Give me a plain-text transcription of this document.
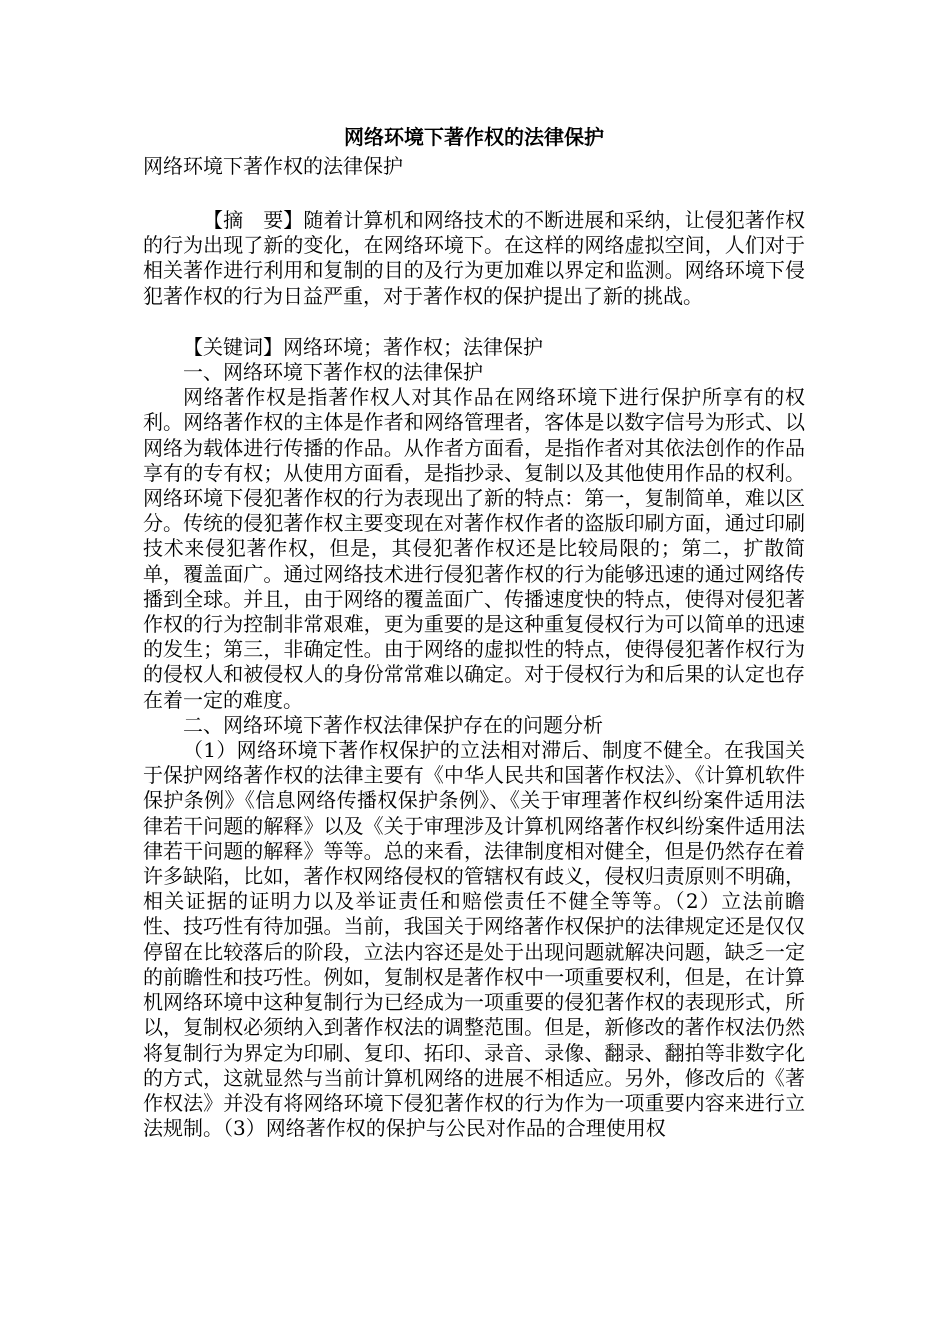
网络环境下著作权的法律保护

网络环境下著作权的法律保护

【摘　要】随着计算机和网络技术的不断进展和采纳，让侵犯著作权的行为出现了新的变化，在网络环境下。在这样的网络虚拟空间，人们对于相关著作进行利用和复制的目的及行为更加难以界定和监测。网络环境下侵犯著作权的行为日益严重，对于著作权的保护提出了新的挑战。

【关键词】网络环境；著作权；法律保护

一、网络环境下著作权的法律保护

网络著作权是指著作权人对其作品在网络环境下进行保护所享有的权利。网络著作权的主体是作者和网络管理者，客体是以数字信号为形式、以网络为载体进行传播的作品。从作者方面看，是指作者对其依法创作的作品享有的专有权；从使用方面看，是指抄录、复制以及其他使用作品的权利。网络环境下侵犯著作权的行为表现出了新的特点：第一，复制简单，难以区分。传统的侵犯著作权主要变现在对著作权作者的盗版印刷方面，通过印刷技术来侵犯著作权，但是，其侵犯著作权还是比较局限的；第二，扩散简单，覆盖面广。通过网络技术进行侵犯著作权的行为能够迅速的通过网络传播到全球。并且，由于网络的覆盖面广、传播速度快的特点，使得对侵犯著作权的行为控制非常艰难，更为重要的是这种重复侵权行为可以简单的迅速的发生；第三，非确定性。由于网络的虚拟性的特点，使得侵犯著作权行为的侵权人和被侵权人的身份常常难以确定。对于侵权行为和后果的认定也存在着一定的难度。

二、网络环境下著作权法律保护存在的问题分析

（1）网络环境下著作权保护的立法相对滞后、制度不健全。在我国关于保护网络著作权的法律主要有《中华人民共和国著作权法》、《计算机软件保护条例》《信息网络传播权保护条例》、《关于审理著作权纠纷案件适用法律若干问题的解释》以及《关于审理涉及计算机网络著作权纠纷案件适用法律若干问题的解释》等等。总的来看，法律制度相对健全，但是仍然存在着许多缺陷，比如，著作权网络侵权的管辖权有歧义，侵权归责原则不明确，相关证据的证明力以及举证责任和赔偿责任不健全等等。（2）立法前瞻性、技巧性有待加强。当前，我国关于网络著作权保护的法律规定还是仅仅停留在比较落后的阶段，立法内容还是处于出现问题就解决问题，缺乏一定的前瞻性和技巧性。例如，复制权是著作权中一项重要权利，但是，在计算机网络环境中这种复制行为已经成为一项重要的侵犯著作权的表现形式，所以，复制权必须纳入到著作权法的调整范围。但是，新修改的著作权法仍然将复制行为界定为印刷、复印、拓印、录音、录像、翻录、翻拍等非数字化的方式，这就显然与当前计算机网络的进展不相适应。另外，修改后的《著作权法》并没有将网络环境下侵犯著作权的行为作为一项重要内容来进行立法规制。（3）网络著作权的保护与公民对作品的合理使用权
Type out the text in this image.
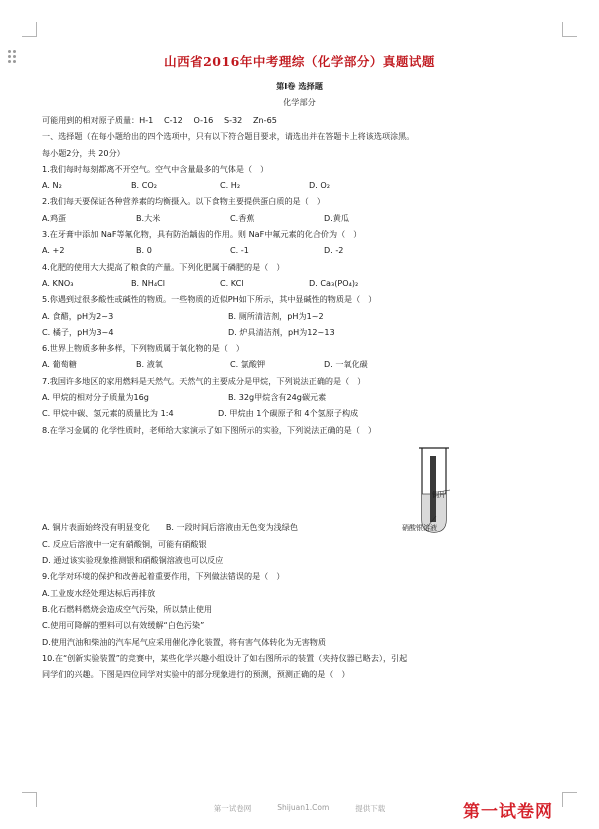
山西省2016年中考理综（化学部分）真题试题
第Ⅰ卷 选择题
化学部分
可能用到的相对原子质量：H-1　 C-12　 O-16　 S-32　 Zn-65
一、选择题（在每小题给出的四个选项中，只有以下符合题目要求，请选出并在答题卡上将该选项涂黑。
每小题2分，共 20分）
1.我们每时每刻都离不开空气。空气中含量最多的气体是（　）
A. N₂	B. CO₂	C. H₂	D. O₂
2.我们每天要保证各种营养素的均衡摄入。以下食物主要提供蛋白质的是（　）
A.鸡蛋	B.大米	C.香蕉	D.黄瓜
3.在牙膏中添加 NaF等氟化物，具有防治龋齿的作用。则 NaF中氟元素的化合价为（　）
A. +2	B. 0	C. -1	D. -2
4.化肥的使用大大提高了粮食的产量。下列化肥属于磷肥的是（　）
A. KNO₃	B. NH₄Cl	C. KCl	D. Ca₃(PO₄)₂
5.你遇到过很多酸性或碱性的物质。一些物质的近似PH如下所示，其中显碱性的物质是（　）
A. 食醋，pH为2~3	B. 厕所清洁剂，pH为1~2
C. 橘子，pH为3~4	D. 炉具清洁剂，pH为12~13
6.世界上物质多种多样，下列物质属于氧化物的是（　）
A. 葡萄糖	B. 液氧	C. 氯酸钾	D. 一氧化碳
7.我国许多地区的家用燃料是天然气。天然气的主要成分是甲烷，下列说法正确的是（　）
A. 甲烷的相对分子质量为16g	B. 32g甲烷含有24g碳元素
C. 甲烷中碳、氢元素的质量比为 1:4	D. 甲烷由 1个碳原子和 4个氢原子构成
8.在学习金属的 化学性质时，老师给大家演示了如下图所示的实验，下列说法正确的是（　）
A. 铜片表面始终没有明显变化　　B. 一段时间后溶液由无色变为浅绿色
C. 反应后溶液中一定有硝酸铜，可能有硝酸银
D. 通过该实验现象推测银和硝酸铜溶液也可以反应
9.化学对环境的保护和改善起着重要作用，下列做法错误的是（　）
A.工业废水经处理达标后再排放
B.化石燃料燃烧会造成空气污染，所以禁止使用
C.使用可降解的塑料可以有效缓解“白色污染”
D.使用汽油和柴油的汽车尾气应采用催化净化装置，将有害气体转化为无害物质
10.在“创新实验装置”的竞赛中，某些化学兴趣小组设计了如右图所示的装置（夹持仪器已略去），引起
同学们的兴趣。下图是四位同学对实验中的部分现象进行的预测，预测正确的是（　）
铜片
硝酸银溶液
第一试卷网	Shijuan1.Com	提供下载	第一试卷网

□ □ □ □ □ □ □

What is asked: Scan the data above; copy every line where "this" appears.

Reply:
Give me a plain-text transcription of this document.
Type out the text in this image.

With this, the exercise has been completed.